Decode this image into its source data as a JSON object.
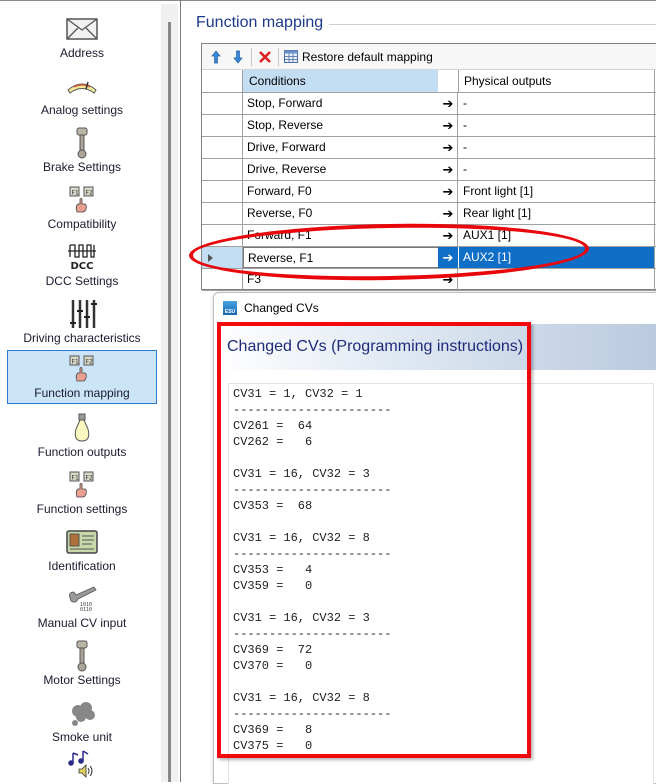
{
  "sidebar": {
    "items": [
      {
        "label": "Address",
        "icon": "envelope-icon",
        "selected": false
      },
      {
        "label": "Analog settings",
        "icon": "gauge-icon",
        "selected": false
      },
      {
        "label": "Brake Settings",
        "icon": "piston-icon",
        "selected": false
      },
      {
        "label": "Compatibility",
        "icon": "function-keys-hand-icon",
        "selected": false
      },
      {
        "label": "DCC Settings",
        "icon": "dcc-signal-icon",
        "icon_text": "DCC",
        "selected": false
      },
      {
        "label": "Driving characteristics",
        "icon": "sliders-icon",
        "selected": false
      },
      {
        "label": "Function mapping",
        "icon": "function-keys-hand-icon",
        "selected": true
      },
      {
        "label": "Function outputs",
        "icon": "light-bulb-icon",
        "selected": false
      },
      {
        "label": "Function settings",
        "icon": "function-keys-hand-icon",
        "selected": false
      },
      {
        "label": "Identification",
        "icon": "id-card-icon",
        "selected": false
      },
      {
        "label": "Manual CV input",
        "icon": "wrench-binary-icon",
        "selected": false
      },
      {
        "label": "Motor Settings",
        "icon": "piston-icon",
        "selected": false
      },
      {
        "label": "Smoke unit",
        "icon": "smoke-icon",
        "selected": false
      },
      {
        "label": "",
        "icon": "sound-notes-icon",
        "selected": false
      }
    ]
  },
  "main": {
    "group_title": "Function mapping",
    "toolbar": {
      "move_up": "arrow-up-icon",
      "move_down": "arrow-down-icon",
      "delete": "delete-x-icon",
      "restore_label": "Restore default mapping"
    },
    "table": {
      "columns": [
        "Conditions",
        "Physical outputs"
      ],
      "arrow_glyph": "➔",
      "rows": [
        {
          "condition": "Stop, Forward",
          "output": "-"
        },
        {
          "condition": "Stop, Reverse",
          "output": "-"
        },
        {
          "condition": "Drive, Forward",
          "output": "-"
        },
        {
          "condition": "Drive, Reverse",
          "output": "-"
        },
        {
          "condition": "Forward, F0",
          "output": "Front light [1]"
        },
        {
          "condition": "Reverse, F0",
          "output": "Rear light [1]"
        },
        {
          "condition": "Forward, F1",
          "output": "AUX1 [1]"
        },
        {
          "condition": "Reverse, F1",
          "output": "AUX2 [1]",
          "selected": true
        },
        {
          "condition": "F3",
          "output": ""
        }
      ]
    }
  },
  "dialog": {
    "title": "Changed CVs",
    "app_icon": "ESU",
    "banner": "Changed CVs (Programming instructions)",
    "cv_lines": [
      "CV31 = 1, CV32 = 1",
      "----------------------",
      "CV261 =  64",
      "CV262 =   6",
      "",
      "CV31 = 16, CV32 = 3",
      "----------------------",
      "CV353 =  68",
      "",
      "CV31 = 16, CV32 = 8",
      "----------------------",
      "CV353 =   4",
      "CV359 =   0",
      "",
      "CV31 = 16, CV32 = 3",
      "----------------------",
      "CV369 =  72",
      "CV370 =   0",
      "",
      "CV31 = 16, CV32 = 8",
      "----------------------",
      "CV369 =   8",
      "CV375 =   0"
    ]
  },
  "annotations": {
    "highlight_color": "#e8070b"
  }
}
####
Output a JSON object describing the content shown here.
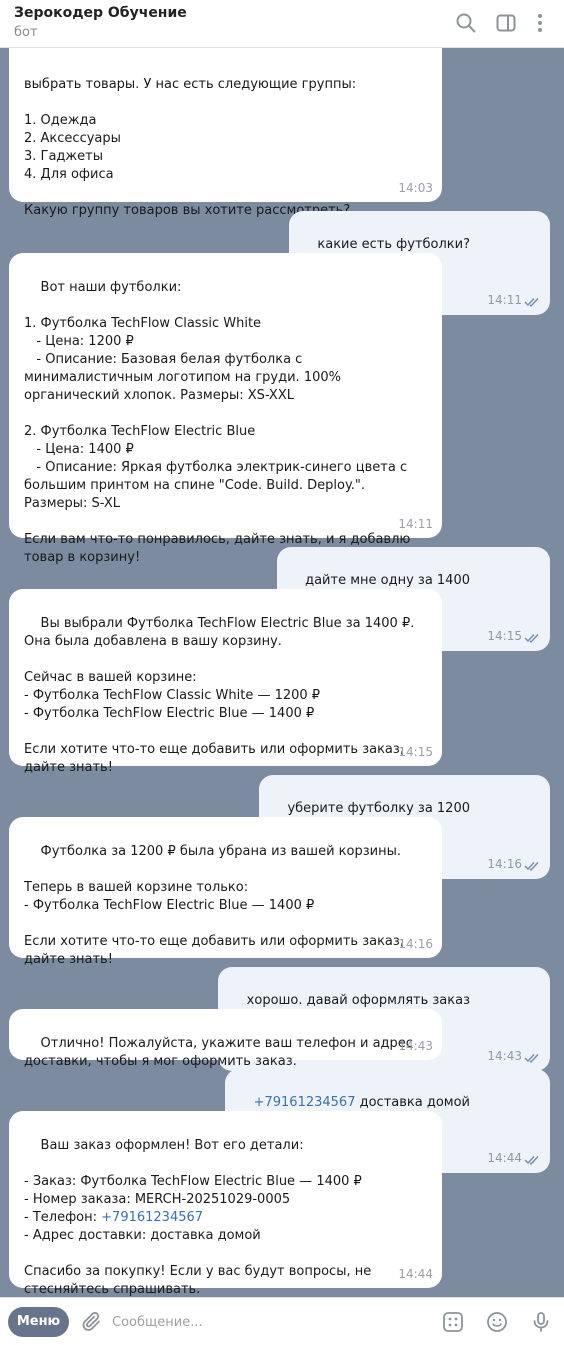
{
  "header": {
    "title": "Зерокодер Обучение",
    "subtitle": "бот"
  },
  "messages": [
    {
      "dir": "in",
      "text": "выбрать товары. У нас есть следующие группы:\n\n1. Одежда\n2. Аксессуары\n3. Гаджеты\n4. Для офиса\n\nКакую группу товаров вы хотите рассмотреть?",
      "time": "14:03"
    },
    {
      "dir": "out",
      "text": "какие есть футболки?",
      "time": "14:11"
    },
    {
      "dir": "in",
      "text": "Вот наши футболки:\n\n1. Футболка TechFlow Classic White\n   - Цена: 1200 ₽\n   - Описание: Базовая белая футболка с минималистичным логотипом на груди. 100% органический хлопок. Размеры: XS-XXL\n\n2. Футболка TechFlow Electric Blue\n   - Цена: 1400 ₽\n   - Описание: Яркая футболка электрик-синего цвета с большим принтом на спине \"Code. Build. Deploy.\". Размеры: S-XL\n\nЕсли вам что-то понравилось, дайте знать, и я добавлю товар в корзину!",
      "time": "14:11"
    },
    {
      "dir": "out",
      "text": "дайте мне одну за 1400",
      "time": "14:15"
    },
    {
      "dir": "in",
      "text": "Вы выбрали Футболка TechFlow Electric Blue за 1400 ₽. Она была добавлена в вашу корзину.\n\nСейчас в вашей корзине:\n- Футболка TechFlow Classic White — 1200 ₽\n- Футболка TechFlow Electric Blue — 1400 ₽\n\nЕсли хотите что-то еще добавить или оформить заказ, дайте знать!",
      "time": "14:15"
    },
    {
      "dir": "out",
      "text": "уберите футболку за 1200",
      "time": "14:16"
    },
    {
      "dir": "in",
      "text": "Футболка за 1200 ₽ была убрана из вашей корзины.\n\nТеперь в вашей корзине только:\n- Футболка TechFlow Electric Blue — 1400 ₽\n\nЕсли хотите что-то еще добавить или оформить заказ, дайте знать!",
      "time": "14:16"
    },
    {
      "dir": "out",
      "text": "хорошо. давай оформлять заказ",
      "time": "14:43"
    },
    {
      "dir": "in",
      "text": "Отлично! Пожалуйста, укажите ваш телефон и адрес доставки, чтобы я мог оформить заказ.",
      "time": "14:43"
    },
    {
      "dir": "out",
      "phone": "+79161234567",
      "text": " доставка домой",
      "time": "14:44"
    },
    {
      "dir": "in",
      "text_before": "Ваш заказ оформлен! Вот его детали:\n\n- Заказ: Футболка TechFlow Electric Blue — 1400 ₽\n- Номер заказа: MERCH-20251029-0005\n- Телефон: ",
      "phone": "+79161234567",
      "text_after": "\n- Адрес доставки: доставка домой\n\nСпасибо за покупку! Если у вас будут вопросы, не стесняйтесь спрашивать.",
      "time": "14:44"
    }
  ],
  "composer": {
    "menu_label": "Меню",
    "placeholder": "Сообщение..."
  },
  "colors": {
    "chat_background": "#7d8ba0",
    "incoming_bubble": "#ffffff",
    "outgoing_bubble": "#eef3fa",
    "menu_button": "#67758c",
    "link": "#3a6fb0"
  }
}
####
### What you should do
Count the lines in the records above that contain the word "Drive", and give only the number.

### Answer to the exercise
2